Material for this exercise =
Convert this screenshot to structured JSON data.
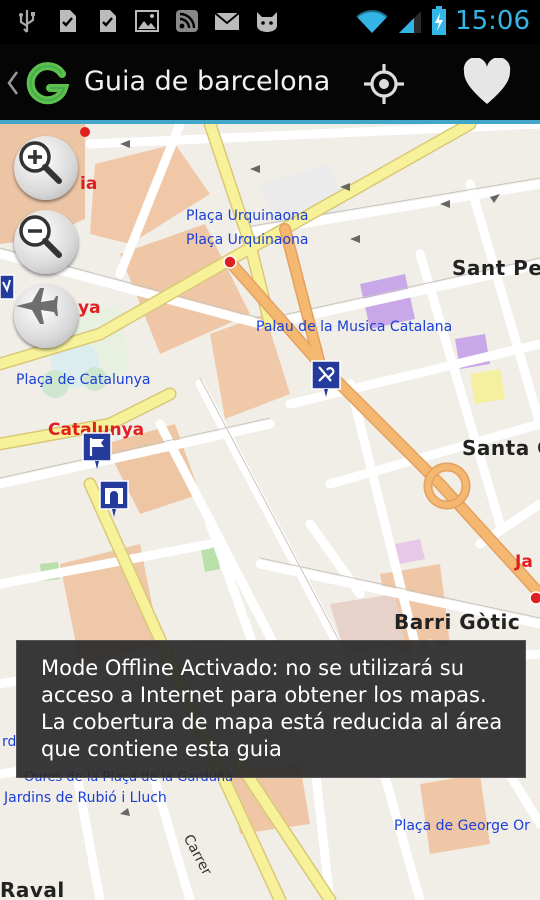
{
  "status_bar": {
    "time": "15:06",
    "icons": [
      "usb-icon",
      "sd-card-icon",
      "sd-card-icon",
      "image-icon",
      "rss-icon",
      "mail-icon",
      "cat-icon",
      "wifi-icon",
      "signal-icon",
      "battery-charging-icon"
    ]
  },
  "action_bar": {
    "title": "Guia de barcelona",
    "icons": [
      "back-chevron-icon",
      "app-logo-icon",
      "locate-icon",
      "heart-icon"
    ]
  },
  "map": {
    "labels": {
      "placa_urquinaona_1": "Plaça Urquinaona",
      "placa_urquinaona_2": "Plaça Urquinaona",
      "sant_pere": "Sant Pe",
      "palau_musica": "Palau de la Musica Catalana",
      "placa_catalunya": "Plaça de Catalunya",
      "catalunya": "Catalunya",
      "santa_c": "Santa C",
      "barri_gotic": "Barri Gòtic",
      "placa_george_orwell": "Plaça de George Or",
      "jardins": "Jardins de Rubió i Lluch",
      "hores": "Oures de la Plaça de la Garduña",
      "carrer": "Carrer",
      "raval": "Raval",
      "ja": "Ja",
      "ya": "ya",
      "ia": "ia",
      "rd": "rd"
    },
    "controls": [
      "zoom-in",
      "zoom-out",
      "airplane-mode"
    ]
  },
  "toast": {
    "message": "Mode Offline Activado: no se utilizará su acceso a Internet para obtener los mapas. La cobertura de mapa está reducida al área que contiene esta guia"
  },
  "colors": {
    "accent": "#41a6c8",
    "status_blue": "#33b5e5",
    "road_orange": "#f4b870",
    "road_yellow": "#f7f29a",
    "poi_blue": "#243b9c"
  }
}
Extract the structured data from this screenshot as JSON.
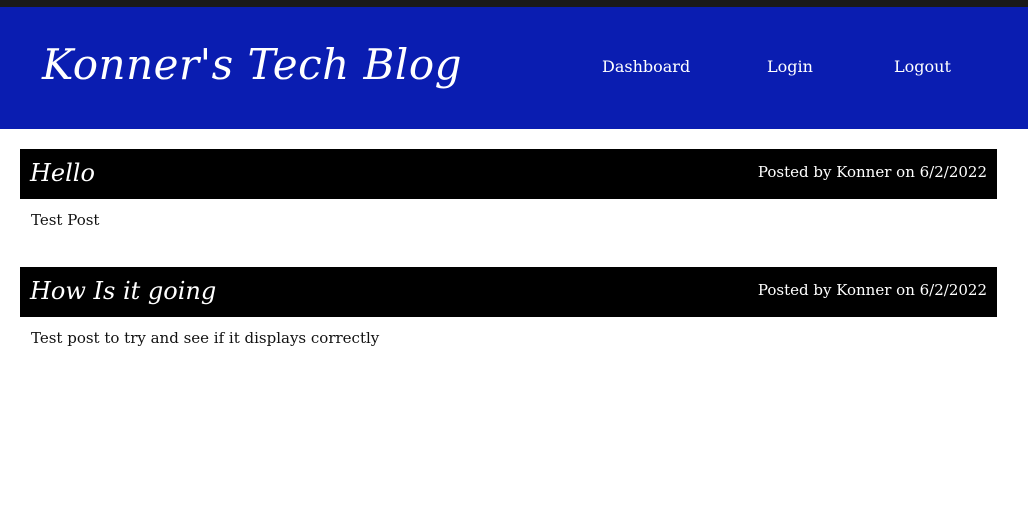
{
  "header": {
    "site_title": "Konner's Tech Blog",
    "nav": {
      "dashboard": "Dashboard",
      "login": "Login",
      "logout": "Logout"
    }
  },
  "posts": [
    {
      "title": "Hello",
      "meta": "Posted by Konner on 6/2/2022",
      "body": "Test Post"
    },
    {
      "title": "How Is it going",
      "meta": "Posted by Konner on 6/2/2022",
      "body": "Test post to try and see if it displays correctly"
    }
  ],
  "colors": {
    "header_background": "#0a1db1",
    "post_header_background": "#000000",
    "top_strip": "#1a1a1a"
  }
}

What you have to do =
Each entry above is to be written out again unchanged, apart from the pictures, which are left out.

Answer in full =
Convert this screenshot to structured JSON data.
{
  "status_bar": {
    "time": "15:06",
    "icons": [
      "usb-icon",
      "sd-card-icon",
      "sd-card-icon",
      "image-icon",
      "rss-icon",
      "mail-icon",
      "cat-icon",
      "wifi-icon",
      "signal-icon",
      "battery-charging-icon"
    ]
  },
  "action_bar": {
    "title": "Guia de barcelona",
    "icons": [
      "back-chevron-icon",
      "app-logo-icon",
      "locate-icon",
      "heart-icon"
    ]
  },
  "map": {
    "labels": {
      "placa_urquinaona_1": "Plaça Urquinaona",
      "placa_urquinaona_2": "Plaça Urquinaona",
      "sant_pere": "Sant Pe",
      "palau_musica": "Palau de la Musica Catalana",
      "placa_catalunya": "Plaça de Catalunya",
      "catalunya": "Catalunya",
      "santa_c": "Santa C",
      "barri_gotic": "Barri Gòtic",
      "placa_george_orwell": "Plaça de George Or",
      "jardins": "Jardins de Rubió i Lluch",
      "hores": "Oures de la Plaça de la Garduña",
      "carrer": "Carrer",
      "raval": "Raval",
      "ja": "Ja",
      "ya": "ya",
      "ia": "ia",
      "rd": "rd"
    },
    "controls": [
      "zoom-in",
      "zoom-out",
      "airplane-mode"
    ]
  },
  "toast": {
    "message": "Mode Offline Activado: no se utilizará su acceso a Internet para obtener los mapas. La cobertura de mapa está reducida al área que contiene esta guia"
  },
  "colors": {
    "accent": "#41a6c8",
    "status_blue": "#33b5e5",
    "road_orange": "#f4b870",
    "road_yellow": "#f7f29a",
    "poi_blue": "#243b9c"
  }
}
Extract the structured data from this screenshot as JSON.
{
  "header": {
    "site_title": "Konner's Tech Blog",
    "nav": {
      "dashboard": "Dashboard",
      "login": "Login",
      "logout": "Logout"
    }
  },
  "posts": [
    {
      "title": "Hello",
      "meta": "Posted by Konner on 6/2/2022",
      "body": "Test Post"
    },
    {
      "title": "How Is it going",
      "meta": "Posted by Konner on 6/2/2022",
      "body": "Test post to try and see if it displays correctly"
    }
  ],
  "colors": {
    "header_background": "#0a1db1",
    "post_header_background": "#000000",
    "top_strip": "#1a1a1a"
  }
}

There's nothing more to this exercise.